Problem statement: Beneath this task is a listing. State how many of its lines include the string "meest", giving nothing but the number.

Source data:
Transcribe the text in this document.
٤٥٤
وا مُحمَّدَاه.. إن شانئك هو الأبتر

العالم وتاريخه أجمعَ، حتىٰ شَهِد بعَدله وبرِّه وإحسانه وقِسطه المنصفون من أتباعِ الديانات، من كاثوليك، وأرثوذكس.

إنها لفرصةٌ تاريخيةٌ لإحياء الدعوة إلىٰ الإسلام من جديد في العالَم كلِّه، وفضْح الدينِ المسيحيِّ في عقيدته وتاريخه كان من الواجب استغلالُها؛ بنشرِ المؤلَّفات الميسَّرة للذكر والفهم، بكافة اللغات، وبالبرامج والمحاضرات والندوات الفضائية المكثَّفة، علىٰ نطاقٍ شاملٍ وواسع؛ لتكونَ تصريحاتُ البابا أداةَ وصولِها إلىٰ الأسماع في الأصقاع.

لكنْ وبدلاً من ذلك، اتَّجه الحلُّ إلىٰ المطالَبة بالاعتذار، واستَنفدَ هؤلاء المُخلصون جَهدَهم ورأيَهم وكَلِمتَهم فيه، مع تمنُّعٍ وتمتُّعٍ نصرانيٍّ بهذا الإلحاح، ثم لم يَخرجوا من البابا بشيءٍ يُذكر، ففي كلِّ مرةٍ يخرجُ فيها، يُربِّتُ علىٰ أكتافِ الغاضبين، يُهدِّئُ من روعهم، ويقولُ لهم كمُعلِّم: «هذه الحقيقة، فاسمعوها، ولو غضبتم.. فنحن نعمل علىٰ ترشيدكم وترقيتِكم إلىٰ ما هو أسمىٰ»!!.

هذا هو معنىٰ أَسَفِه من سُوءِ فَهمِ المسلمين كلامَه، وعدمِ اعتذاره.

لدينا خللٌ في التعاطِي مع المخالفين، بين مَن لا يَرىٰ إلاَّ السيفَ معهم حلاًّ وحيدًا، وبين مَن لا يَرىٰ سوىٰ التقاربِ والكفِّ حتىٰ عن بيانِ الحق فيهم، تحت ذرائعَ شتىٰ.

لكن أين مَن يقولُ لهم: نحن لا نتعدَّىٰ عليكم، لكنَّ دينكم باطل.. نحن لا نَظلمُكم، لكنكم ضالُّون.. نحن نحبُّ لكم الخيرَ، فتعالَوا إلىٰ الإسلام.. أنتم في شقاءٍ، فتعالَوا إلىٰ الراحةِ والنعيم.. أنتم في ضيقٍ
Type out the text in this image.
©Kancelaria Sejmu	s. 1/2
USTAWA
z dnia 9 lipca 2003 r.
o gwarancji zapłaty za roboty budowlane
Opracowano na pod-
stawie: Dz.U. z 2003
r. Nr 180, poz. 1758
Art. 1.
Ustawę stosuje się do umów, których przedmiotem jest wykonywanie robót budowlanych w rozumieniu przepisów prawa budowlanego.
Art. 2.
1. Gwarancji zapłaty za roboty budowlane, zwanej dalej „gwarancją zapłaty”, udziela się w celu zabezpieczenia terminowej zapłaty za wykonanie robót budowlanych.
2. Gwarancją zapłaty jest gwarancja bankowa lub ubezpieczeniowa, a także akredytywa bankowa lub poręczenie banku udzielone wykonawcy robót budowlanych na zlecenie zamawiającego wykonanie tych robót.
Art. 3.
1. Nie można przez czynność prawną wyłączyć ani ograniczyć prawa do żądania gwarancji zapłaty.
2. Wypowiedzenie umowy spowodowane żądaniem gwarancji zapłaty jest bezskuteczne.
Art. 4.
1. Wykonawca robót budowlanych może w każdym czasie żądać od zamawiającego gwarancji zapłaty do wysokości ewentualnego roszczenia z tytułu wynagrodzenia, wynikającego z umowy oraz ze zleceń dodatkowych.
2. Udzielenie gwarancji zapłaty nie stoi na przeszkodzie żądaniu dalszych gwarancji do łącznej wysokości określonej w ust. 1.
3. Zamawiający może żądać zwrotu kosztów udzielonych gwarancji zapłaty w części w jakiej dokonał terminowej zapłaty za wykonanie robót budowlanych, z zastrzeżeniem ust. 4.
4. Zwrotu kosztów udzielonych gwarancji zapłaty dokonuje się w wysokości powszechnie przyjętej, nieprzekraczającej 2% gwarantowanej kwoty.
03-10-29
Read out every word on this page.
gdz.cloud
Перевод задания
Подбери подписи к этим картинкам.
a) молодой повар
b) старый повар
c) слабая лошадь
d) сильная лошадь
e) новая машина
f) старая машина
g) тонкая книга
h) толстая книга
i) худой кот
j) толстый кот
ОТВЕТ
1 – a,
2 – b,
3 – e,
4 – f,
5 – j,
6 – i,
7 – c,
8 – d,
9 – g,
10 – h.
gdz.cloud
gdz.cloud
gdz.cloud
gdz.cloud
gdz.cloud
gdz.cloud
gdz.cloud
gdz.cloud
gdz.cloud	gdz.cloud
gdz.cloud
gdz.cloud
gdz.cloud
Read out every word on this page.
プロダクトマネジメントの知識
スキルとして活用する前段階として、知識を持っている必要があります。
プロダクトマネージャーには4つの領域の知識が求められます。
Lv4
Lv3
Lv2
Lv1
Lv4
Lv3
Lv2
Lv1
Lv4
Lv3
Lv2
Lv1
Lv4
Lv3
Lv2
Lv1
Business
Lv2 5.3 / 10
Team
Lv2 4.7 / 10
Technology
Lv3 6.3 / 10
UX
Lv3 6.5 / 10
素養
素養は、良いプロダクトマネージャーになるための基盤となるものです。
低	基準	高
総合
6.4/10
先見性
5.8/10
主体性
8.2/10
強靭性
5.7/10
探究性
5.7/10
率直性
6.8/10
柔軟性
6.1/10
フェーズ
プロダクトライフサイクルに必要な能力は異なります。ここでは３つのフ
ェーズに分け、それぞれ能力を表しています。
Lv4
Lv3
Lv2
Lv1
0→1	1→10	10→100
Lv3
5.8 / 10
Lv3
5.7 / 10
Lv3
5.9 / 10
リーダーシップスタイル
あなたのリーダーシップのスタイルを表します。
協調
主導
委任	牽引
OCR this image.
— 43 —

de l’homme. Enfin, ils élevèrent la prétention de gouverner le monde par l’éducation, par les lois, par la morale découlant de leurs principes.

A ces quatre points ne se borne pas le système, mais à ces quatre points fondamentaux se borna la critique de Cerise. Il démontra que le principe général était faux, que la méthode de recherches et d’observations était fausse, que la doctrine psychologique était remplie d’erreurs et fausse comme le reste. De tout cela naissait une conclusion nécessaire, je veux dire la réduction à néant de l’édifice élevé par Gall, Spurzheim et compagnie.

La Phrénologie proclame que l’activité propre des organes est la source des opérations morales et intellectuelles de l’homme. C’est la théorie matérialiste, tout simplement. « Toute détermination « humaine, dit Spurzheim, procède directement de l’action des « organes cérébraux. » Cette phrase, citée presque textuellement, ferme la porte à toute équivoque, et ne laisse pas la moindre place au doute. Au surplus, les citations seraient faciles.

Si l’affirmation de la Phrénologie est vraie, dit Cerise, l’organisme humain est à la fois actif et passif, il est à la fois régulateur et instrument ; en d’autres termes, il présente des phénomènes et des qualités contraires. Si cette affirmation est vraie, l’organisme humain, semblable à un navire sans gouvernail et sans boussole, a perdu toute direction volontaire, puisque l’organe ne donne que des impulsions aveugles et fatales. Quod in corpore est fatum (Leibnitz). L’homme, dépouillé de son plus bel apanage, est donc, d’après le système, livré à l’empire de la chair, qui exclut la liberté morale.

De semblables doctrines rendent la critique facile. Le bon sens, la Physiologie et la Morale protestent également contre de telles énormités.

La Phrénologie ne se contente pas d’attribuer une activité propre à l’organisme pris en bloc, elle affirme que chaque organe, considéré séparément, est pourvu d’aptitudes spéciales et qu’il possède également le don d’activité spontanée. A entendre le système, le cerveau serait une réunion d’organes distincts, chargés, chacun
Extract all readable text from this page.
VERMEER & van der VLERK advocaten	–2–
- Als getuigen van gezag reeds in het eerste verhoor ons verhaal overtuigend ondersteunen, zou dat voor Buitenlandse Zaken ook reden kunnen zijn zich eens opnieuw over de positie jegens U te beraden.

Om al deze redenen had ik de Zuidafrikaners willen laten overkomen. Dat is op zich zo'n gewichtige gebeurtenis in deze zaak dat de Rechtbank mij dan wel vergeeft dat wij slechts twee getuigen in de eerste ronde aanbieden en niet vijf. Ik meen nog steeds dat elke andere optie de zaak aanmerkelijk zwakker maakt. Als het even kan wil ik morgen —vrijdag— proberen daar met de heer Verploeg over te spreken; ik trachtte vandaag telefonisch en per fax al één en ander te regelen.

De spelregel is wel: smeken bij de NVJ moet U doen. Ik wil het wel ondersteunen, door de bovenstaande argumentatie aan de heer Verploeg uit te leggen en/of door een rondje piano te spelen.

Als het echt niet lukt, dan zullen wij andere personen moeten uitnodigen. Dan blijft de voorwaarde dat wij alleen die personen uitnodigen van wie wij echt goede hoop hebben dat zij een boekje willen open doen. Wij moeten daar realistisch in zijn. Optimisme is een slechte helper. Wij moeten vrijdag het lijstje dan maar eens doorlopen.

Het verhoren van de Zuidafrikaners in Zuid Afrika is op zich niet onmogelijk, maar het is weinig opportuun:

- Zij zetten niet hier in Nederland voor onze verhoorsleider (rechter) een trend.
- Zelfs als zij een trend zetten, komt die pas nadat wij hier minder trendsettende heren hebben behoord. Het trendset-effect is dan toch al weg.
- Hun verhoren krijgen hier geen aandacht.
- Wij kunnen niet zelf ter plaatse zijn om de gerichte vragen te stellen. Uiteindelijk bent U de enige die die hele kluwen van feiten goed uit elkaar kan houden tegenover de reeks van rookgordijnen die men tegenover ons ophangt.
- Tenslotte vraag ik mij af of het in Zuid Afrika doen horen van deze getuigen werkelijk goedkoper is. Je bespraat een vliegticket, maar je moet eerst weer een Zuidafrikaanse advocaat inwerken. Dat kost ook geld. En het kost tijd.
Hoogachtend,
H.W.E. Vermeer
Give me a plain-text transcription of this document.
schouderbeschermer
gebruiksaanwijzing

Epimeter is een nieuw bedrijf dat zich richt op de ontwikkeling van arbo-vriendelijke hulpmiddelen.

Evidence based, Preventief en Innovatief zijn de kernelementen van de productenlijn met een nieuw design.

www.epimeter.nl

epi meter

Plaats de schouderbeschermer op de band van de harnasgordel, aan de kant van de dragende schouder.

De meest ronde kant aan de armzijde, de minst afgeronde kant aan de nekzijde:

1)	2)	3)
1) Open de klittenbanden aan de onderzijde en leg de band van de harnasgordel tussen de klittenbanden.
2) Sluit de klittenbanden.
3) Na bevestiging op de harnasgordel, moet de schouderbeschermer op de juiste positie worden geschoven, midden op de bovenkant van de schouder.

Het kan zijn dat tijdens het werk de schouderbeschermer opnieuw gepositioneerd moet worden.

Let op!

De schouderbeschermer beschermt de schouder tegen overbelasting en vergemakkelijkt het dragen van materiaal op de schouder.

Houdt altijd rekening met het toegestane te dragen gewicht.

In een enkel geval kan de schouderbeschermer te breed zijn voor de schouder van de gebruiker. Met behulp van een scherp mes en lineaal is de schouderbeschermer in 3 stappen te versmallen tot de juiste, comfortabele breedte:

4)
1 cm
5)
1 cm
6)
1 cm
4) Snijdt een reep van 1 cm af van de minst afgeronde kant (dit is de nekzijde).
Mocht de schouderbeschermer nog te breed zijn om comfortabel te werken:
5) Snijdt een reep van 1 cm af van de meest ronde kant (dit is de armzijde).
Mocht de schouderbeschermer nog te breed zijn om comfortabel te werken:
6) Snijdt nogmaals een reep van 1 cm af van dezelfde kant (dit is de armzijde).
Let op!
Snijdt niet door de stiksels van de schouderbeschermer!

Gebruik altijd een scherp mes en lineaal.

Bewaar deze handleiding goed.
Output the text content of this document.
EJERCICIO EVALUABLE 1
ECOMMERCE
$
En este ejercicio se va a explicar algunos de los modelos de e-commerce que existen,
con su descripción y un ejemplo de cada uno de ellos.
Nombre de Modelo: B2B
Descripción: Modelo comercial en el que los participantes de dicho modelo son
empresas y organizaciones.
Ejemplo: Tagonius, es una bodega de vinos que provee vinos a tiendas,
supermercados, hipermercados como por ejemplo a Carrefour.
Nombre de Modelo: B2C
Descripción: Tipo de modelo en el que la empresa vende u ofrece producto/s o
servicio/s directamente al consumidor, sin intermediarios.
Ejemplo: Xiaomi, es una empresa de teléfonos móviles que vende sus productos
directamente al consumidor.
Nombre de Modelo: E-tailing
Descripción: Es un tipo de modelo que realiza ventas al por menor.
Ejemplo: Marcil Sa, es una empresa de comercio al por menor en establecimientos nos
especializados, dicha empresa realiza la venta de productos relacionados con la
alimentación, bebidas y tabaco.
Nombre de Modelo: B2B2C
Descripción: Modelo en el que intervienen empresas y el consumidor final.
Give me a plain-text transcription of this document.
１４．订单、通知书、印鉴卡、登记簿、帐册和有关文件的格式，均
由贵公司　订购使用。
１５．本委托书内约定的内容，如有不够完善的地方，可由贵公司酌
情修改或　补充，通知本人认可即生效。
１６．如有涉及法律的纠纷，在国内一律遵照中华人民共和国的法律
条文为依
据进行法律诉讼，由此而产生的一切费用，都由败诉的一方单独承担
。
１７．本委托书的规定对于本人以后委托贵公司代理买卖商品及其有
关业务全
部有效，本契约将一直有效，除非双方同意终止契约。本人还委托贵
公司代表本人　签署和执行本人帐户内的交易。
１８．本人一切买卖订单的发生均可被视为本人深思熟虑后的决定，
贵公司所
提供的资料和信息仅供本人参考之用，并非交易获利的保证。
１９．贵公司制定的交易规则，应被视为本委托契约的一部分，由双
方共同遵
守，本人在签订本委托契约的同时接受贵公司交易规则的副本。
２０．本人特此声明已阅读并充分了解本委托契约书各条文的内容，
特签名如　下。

Response to the exercise: 2